Set exercise.
Collect each line of the entries that holds the string "Ларинская".
## begin
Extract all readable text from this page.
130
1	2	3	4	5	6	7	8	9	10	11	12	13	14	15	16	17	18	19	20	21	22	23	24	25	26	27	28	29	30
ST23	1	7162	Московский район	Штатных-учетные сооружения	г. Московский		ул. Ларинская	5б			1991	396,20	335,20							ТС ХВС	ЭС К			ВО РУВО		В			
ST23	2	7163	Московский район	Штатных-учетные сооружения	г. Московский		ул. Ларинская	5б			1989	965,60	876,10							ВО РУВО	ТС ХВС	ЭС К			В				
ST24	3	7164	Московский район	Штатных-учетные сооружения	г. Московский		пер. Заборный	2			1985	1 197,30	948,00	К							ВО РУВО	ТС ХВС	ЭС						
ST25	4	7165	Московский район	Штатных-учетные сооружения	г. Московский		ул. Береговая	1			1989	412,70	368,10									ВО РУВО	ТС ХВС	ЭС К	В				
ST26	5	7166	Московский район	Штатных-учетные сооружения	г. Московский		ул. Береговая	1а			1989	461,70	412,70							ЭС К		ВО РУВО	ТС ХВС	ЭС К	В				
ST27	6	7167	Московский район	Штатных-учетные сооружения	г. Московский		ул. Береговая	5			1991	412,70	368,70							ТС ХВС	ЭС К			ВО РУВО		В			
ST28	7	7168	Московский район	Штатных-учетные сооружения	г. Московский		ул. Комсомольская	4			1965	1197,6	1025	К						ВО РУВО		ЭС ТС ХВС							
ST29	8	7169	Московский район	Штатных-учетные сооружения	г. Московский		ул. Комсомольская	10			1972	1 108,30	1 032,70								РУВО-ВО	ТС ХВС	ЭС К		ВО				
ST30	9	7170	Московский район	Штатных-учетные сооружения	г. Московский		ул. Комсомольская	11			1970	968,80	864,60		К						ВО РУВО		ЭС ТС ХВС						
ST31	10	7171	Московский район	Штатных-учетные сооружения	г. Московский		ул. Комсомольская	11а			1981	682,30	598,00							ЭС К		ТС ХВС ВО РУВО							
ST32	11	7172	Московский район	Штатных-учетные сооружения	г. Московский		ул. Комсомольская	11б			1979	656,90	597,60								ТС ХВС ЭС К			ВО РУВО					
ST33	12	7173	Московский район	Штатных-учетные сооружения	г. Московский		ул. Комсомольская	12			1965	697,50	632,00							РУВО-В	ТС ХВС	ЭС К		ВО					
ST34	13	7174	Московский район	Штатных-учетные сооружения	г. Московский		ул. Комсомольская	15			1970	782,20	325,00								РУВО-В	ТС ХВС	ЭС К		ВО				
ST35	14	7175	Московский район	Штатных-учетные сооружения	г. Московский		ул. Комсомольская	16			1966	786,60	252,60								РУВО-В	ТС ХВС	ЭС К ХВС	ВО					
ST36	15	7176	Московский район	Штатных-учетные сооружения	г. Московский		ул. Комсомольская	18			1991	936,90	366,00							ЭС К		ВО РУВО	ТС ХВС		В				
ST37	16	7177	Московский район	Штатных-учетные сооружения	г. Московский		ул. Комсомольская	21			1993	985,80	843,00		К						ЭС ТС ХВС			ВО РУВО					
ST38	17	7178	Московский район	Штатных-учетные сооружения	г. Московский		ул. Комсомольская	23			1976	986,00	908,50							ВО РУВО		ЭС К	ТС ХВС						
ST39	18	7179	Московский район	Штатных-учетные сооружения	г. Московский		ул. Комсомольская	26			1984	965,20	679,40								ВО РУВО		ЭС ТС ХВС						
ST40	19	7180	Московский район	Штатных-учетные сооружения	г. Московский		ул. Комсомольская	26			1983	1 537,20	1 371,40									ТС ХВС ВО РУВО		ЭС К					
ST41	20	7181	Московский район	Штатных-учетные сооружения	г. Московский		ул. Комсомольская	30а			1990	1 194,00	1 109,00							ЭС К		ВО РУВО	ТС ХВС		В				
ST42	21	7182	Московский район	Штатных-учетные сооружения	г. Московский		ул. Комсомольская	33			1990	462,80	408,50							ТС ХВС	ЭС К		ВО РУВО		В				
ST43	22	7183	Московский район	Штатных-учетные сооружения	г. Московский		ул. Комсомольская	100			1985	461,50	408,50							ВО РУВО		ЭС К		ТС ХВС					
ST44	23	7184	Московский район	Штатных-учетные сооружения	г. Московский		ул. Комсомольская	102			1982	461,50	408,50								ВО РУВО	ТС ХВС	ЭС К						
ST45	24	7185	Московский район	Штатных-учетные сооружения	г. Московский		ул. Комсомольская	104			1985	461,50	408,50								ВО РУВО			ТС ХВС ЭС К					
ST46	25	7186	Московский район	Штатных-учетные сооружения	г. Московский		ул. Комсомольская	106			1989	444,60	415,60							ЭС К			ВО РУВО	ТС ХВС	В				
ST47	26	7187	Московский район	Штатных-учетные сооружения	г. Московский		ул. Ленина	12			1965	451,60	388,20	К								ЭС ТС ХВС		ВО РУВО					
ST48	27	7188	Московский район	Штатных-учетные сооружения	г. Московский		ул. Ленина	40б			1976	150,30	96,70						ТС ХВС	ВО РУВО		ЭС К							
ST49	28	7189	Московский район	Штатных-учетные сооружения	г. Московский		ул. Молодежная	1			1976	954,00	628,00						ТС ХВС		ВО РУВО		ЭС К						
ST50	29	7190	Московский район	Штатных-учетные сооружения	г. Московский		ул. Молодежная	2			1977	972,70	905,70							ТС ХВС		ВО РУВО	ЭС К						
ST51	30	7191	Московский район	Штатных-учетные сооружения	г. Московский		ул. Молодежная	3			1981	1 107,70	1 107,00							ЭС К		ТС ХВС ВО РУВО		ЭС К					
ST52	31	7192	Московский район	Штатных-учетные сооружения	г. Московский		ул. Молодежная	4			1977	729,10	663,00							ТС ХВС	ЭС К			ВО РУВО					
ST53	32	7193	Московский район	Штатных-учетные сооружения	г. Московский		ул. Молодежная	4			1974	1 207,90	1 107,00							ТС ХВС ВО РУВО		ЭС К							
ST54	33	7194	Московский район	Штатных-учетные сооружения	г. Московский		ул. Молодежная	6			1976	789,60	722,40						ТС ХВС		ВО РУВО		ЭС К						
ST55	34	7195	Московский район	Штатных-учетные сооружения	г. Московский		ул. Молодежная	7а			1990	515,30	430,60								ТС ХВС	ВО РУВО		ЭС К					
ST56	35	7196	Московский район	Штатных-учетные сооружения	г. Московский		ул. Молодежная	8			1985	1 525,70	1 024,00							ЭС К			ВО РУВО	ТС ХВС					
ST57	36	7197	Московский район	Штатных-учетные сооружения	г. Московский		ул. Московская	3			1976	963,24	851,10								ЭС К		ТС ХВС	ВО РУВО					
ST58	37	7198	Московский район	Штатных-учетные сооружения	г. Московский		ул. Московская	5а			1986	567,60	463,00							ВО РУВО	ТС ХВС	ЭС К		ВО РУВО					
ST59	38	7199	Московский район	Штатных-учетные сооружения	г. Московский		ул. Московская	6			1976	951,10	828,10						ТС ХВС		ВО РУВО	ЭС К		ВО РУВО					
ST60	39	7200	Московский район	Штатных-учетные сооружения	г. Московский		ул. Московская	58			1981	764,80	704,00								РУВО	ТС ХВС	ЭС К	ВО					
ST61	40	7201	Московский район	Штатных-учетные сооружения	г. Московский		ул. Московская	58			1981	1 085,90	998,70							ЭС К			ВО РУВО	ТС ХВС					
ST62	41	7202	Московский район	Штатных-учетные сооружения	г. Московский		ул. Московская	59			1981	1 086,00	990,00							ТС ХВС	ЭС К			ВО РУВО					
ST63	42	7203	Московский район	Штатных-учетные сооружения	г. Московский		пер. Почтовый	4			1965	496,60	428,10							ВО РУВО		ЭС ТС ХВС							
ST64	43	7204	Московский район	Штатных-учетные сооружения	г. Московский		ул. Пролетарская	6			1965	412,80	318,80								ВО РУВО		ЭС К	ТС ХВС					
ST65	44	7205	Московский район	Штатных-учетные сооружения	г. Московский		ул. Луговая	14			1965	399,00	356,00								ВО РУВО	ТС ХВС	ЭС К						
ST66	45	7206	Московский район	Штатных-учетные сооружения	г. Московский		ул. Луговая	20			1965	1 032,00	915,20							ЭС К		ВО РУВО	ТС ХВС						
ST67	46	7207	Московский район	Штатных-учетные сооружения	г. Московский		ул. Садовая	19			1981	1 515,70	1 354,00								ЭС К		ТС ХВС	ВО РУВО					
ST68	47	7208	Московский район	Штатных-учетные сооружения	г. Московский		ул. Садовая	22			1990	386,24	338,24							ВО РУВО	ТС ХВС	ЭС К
## end
Full answer.
ST23	1	7162	Московский район	Штатных-учетные сооружения	г. Московский		ул. Ларинская	5б			1991	396,20	335,20							ТС ХВС	ЭС К			ВО РУВО		В			
ST23	2	7163	Московский район	Штатных-учетные сооружения	г. Московский		ул. Ларинская	5б			1989	965,60	876,10							ВО РУВО	ТС ХВС	ЭС К			В				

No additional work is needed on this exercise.